==== Task input
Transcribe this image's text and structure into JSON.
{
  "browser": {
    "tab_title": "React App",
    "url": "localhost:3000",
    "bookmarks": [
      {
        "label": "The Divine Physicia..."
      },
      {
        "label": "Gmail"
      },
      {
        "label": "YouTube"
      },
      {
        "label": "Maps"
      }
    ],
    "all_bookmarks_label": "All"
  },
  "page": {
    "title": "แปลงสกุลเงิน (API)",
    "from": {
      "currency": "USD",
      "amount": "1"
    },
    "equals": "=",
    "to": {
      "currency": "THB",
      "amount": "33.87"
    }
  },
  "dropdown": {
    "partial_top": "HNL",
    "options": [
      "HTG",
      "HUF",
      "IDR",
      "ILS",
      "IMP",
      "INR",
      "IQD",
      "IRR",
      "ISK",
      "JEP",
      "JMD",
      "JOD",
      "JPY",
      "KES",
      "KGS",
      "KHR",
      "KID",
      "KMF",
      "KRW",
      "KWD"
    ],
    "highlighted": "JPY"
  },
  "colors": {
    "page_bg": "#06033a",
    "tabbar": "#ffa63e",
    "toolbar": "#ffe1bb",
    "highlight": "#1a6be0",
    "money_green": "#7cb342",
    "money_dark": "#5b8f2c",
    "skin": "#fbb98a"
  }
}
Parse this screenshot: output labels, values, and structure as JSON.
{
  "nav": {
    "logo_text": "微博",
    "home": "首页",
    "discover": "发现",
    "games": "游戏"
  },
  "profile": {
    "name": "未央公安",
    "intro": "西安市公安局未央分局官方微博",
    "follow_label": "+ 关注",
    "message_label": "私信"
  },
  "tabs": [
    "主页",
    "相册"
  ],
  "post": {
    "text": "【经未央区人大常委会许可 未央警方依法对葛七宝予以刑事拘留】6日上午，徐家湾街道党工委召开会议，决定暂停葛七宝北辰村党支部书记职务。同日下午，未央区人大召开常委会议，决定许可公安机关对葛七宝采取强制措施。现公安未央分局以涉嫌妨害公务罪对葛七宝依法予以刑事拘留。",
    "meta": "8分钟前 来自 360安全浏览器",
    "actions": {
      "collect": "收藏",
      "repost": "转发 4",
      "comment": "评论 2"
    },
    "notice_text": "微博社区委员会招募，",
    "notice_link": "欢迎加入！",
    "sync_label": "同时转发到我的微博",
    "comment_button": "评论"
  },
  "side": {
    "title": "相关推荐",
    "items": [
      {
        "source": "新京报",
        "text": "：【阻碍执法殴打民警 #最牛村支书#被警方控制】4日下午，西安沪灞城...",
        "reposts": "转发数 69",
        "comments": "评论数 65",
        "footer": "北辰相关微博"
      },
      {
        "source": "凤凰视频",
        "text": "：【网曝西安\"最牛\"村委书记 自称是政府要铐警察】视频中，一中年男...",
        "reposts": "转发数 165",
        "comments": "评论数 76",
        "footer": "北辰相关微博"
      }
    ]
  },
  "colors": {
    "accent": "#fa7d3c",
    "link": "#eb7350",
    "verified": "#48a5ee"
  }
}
========
Set problem:
All lines of the data above that include the word "structure" must be shown.

Solution to the problem:
Transcribe this image's text and structure into JSON.
Parse this screenshot: output labels, values, and structure as JSON.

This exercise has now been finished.